Make an exact copy of all the entries, with the pictures left out.

---------------

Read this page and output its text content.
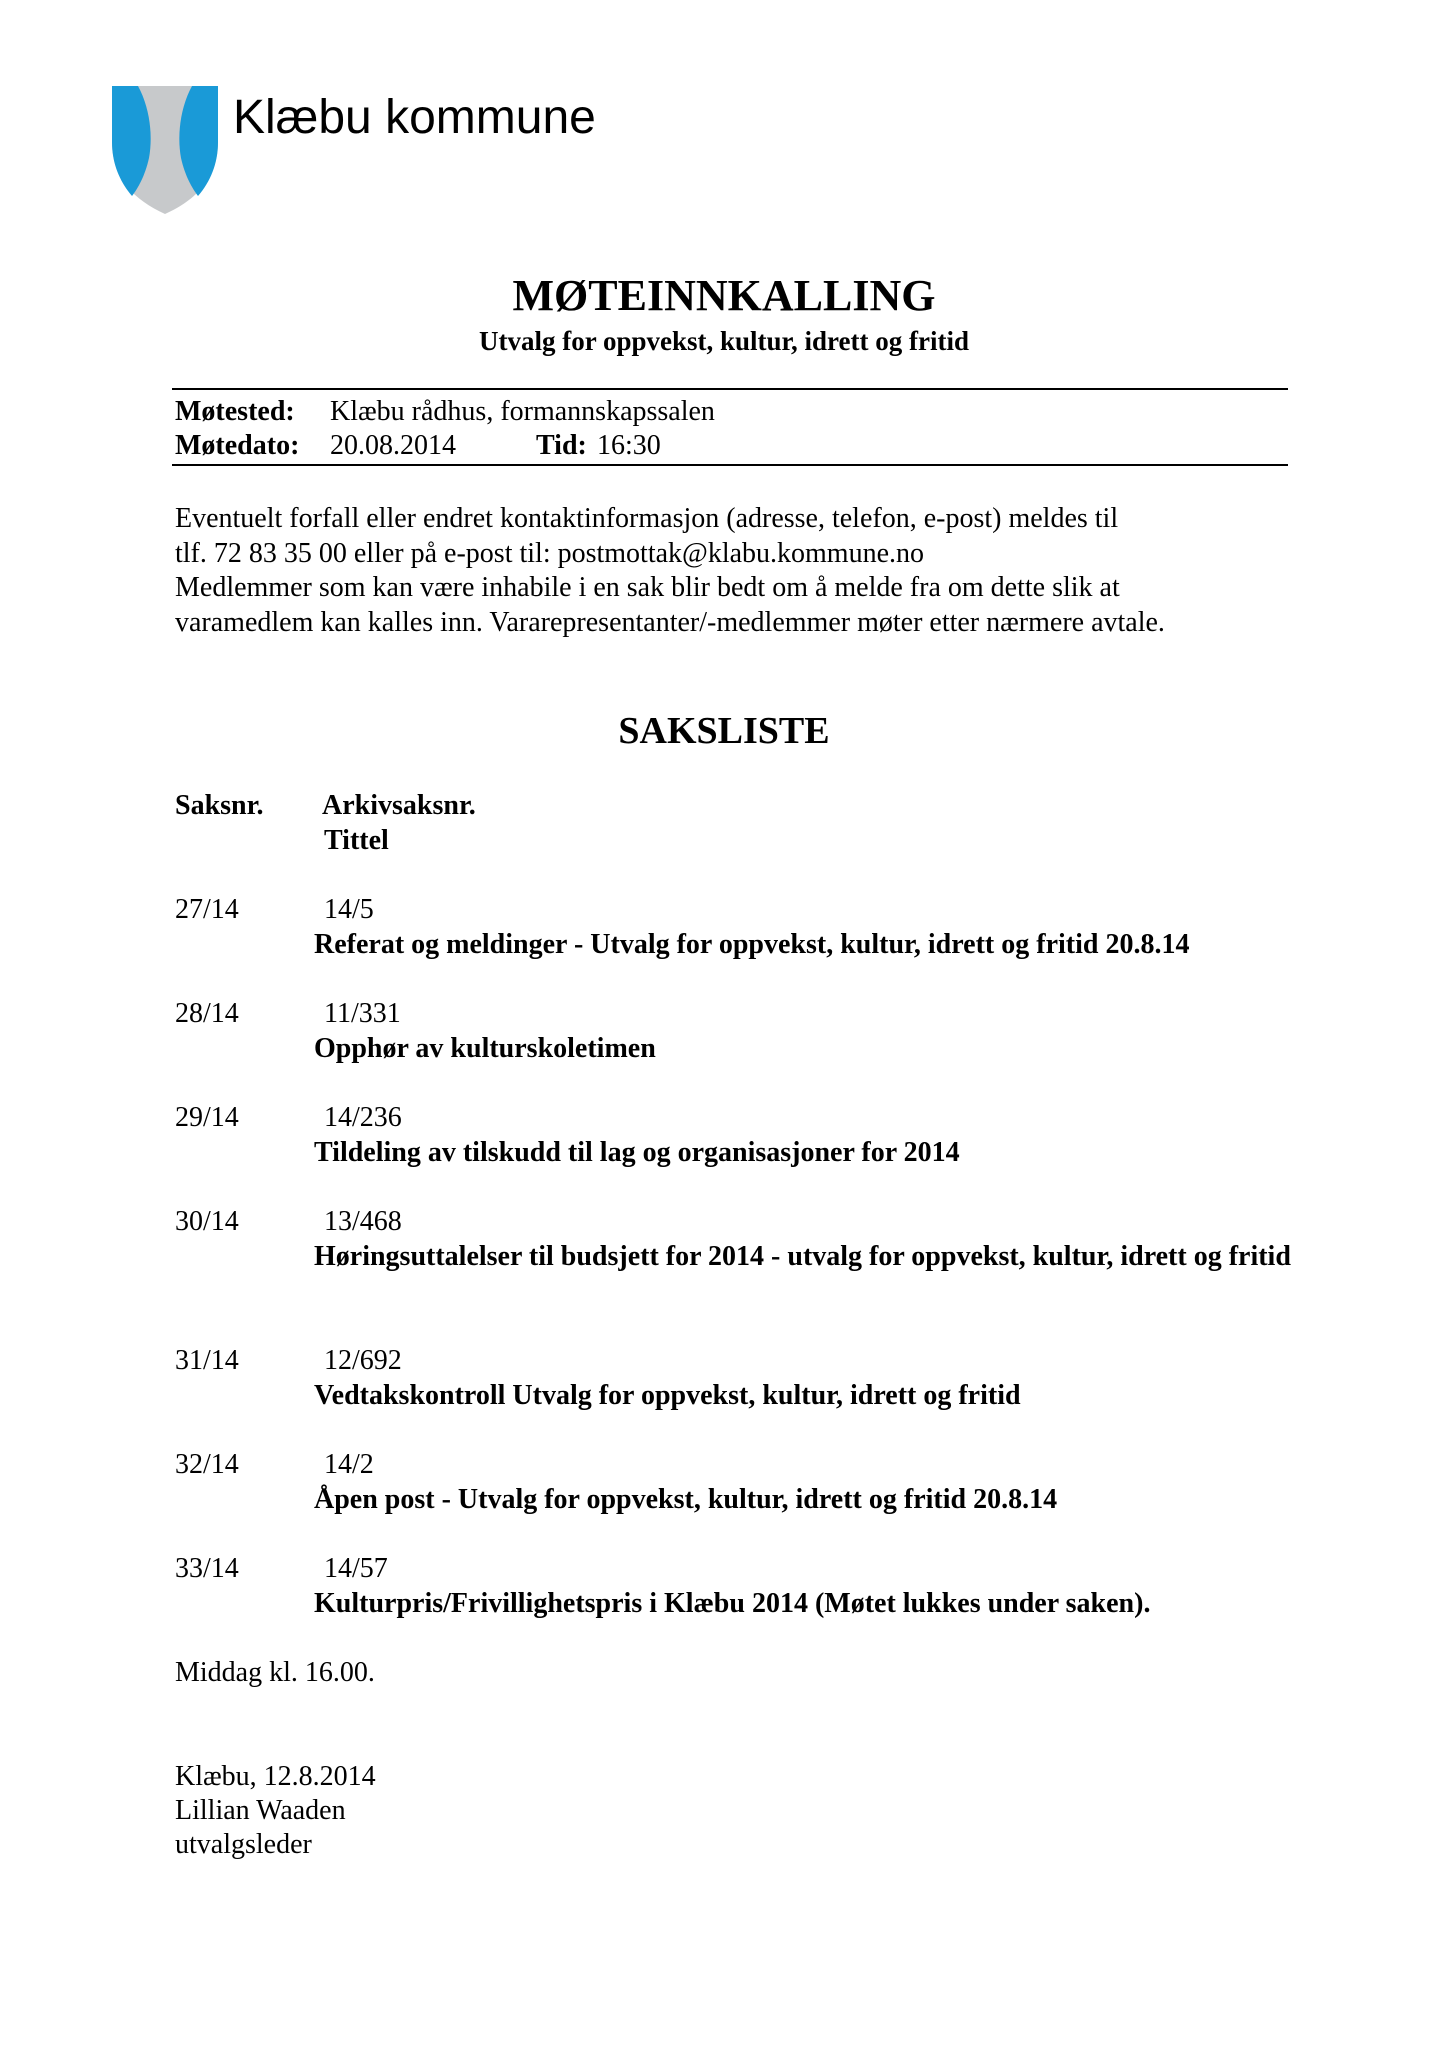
Klæbu kommune
MØTEINNKALLING
Utvalg for oppvekst, kultur, idrett og fritid
Møtested: Klæbu rådhus, formannskapssalen
Møtedato: 20.08.2014	Tid: 16:30

Eventuelt forfall eller endret kontaktinformasjon (adresse, telefon, e-post) meldes til

tlf. 72 83 35 00 eller på e-post til: postmottak@klabu.kommune.no

Medlemmer som kan være inhabile i en sak blir bedt om å melde fra om dette slik at

varamedlem kan kalles inn. Vararepresentanter/-medlemmer møter etter nærmere avtale.

SAKSLISTE
Saksnr. Arkivsaksnr.
Tittel
27/14	14/5
Referat og meldinger - Utvalg for oppvekst, kultur, idrett og fritid 20.8.14
28/14	11/331
Opphør av kulturskoletimen
29/14	14/236
Tildeling av tilskudd til lag og organisasjoner for 2014
30/14	13/468
Høringsuttalelser til budsjett for 2014 - utvalg for oppvekst, kultur, idrett og fritid
31/14	12/692
Vedtakskontroll Utvalg for oppvekst, kultur, idrett og fritid
32/14	14/2
Åpen post - Utvalg for oppvekst, kultur, idrett og fritid 20.8.14
33/14	14/57
Kulturpris/Frivillighetspris i Klæbu 2014 (Møtet lukkes under saken).
Middag kl. 16.00.
Klæbu, 12.8.2014
Lillian Waaden
utvalgsleder
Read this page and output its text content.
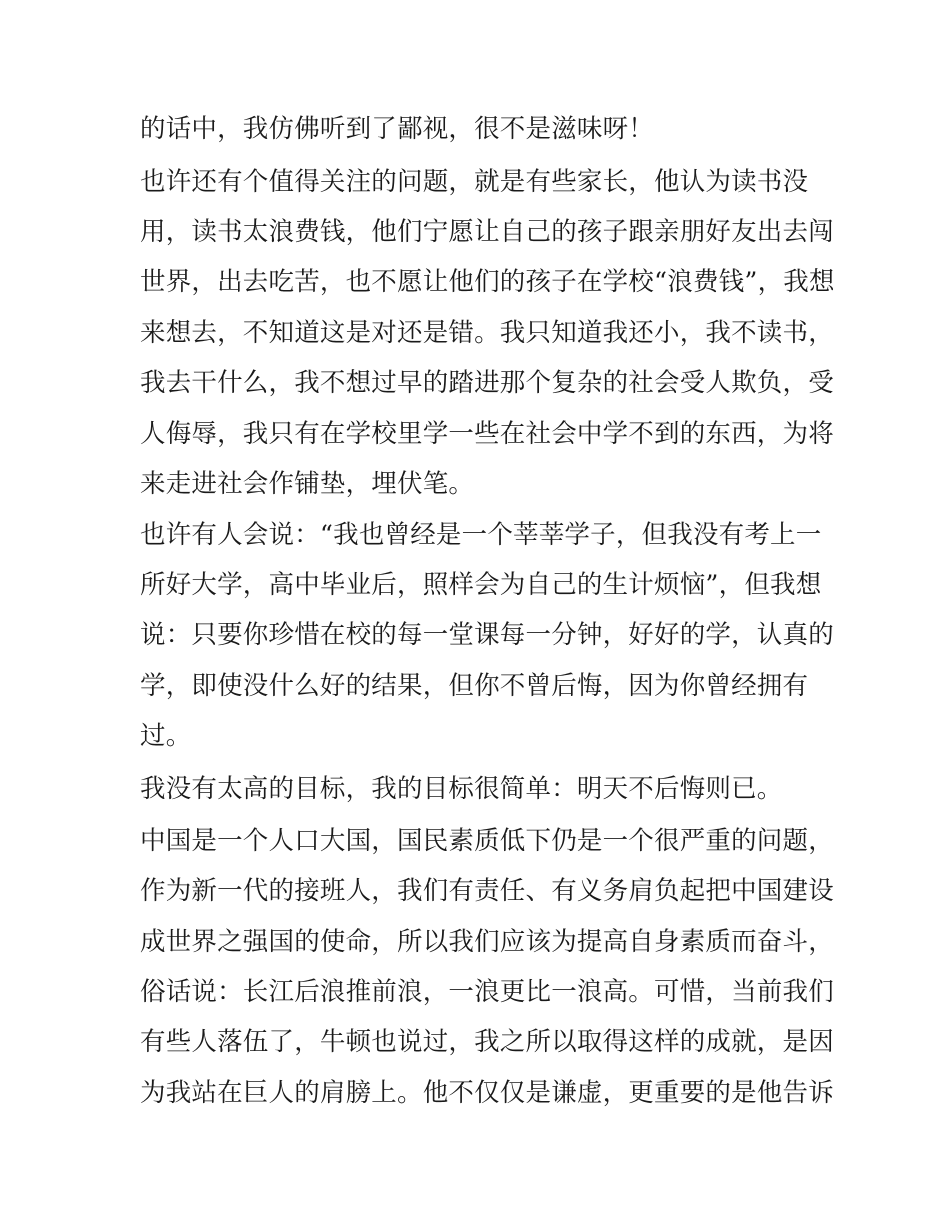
的话中，我仿佛听到了鄙视，很不是滋味呀！
也许还有个值得关注的问题，就是有些家长，他认为读书没
用，读书太浪费钱，他们宁愿让自己的孩子跟亲朋好友出去闯
世界，出去吃苦，也不愿让他们的孩子在学校“浪费钱”，我想
来想去，不知道这是对还是错。我只知道我还小，我不读书，
我去干什么，我不想过早的踏进那个复杂的社会受人欺负，受
人侮辱，我只有在学校里学一些在社会中学不到的东西，为将
来走进社会作铺垫，埋伏笔。
也许有人会说：“我也曾经是一个莘莘学子，但我没有考上一
所好大学，高中毕业后，照样会为自己的生计烦恼”，但我想
说：只要你珍惜在校的每一堂课每一分钟，好好的学，认真的
学，即使没什么好的结果，但你不曾后悔，因为你曾经拥有
过。
我没有太高的目标，我的目标很简单：明天不后悔则已。
中国是一个人口大国，国民素质低下仍是一个很严重的问题，
作为新一代的接班人，我们有责任、有义务肩负起把中国建设
成世界之强国的使命，所以我们应该为提高自身素质而奋斗，
俗话说：长江后浪推前浪，一浪更比一浪高。可惜，当前我们
有些人落伍了，牛顿也说过，我之所以取得这样的成就，是因
为我站在巨人的肩膀上。他不仅仅是谦虚，更重要的是他告诉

---------------

### [OUTPUT FOR THIS EXERCISE]
Read this page and output its text content.
Klæbu kommune
MØTEINNKALLING
Utvalg for oppvekst, kultur, idrett og fritid
Møtested: Klæbu rådhus, formannskapssalen
Møtedato: 20.08.2014	Tid: 16:30

Eventuelt forfall eller endret kontaktinformasjon (adresse, telefon, e-post) meldes til

tlf. 72 83 35 00 eller på e-post til: postmottak@klabu.kommune.no

Medlemmer som kan være inhabile i en sak blir bedt om å melde fra om dette slik at

varamedlem kan kalles inn. Vararepresentanter/-medlemmer møter etter nærmere avtale.

SAKSLISTE
Saksnr. Arkivsaksnr.
Tittel
27/14	14/5
Referat og meldinger - Utvalg for oppvekst, kultur, idrett og fritid 20.8.14
28/14	11/331
Opphør av kulturskoletimen
29/14	14/236
Tildeling av tilskudd til lag og organisasjoner for 2014
30/14	13/468
Høringsuttalelser til budsjett for 2014 - utvalg for oppvekst, kultur, idrett og fritid
31/14	12/692
Vedtakskontroll Utvalg for oppvekst, kultur, idrett og fritid
32/14	14/2
Åpen post - Utvalg for oppvekst, kultur, idrett og fritid 20.8.14
33/14	14/57
Kulturpris/Frivillighetspris i Klæbu 2014 (Møtet lukkes under saken).
Middag kl. 16.00.
Klæbu, 12.8.2014
Lillian Waaden
utvalgsleder
Read this page and output its text content.
的话中，我仿佛听到了鄙视，很不是滋味呀！
也许还有个值得关注的问题，就是有些家长，他认为读书没
用，读书太浪费钱，他们宁愿让自己的孩子跟亲朋好友出去闯
世界，出去吃苦，也不愿让他们的孩子在学校“浪费钱”，我想
来想去，不知道这是对还是错。我只知道我还小，我不读书，
我去干什么，我不想过早的踏进那个复杂的社会受人欺负，受
人侮辱，我只有在学校里学一些在社会中学不到的东西，为将
来走进社会作铺垫，埋伏笔。
也许有人会说：“我也曾经是一个莘莘学子，但我没有考上一
所好大学，高中毕业后，照样会为自己的生计烦恼”，但我想
说：只要你珍惜在校的每一堂课每一分钟，好好的学，认真的
学，即使没什么好的结果，但你不曾后悔，因为你曾经拥有
过。
我没有太高的目标，我的目标很简单：明天不后悔则已。
中国是一个人口大国，国民素质低下仍是一个很严重的问题，
作为新一代的接班人，我们有责任、有义务肩负起把中国建设
成世界之强国的使命，所以我们应该为提高自身素质而奋斗，
俗话说：长江后浪推前浪，一浪更比一浪高。可惜，当前我们
有些人落伍了，牛顿也说过，我之所以取得这样的成就，是因
为我站在巨人的肩膀上。他不仅仅是谦虚，更重要的是他告诉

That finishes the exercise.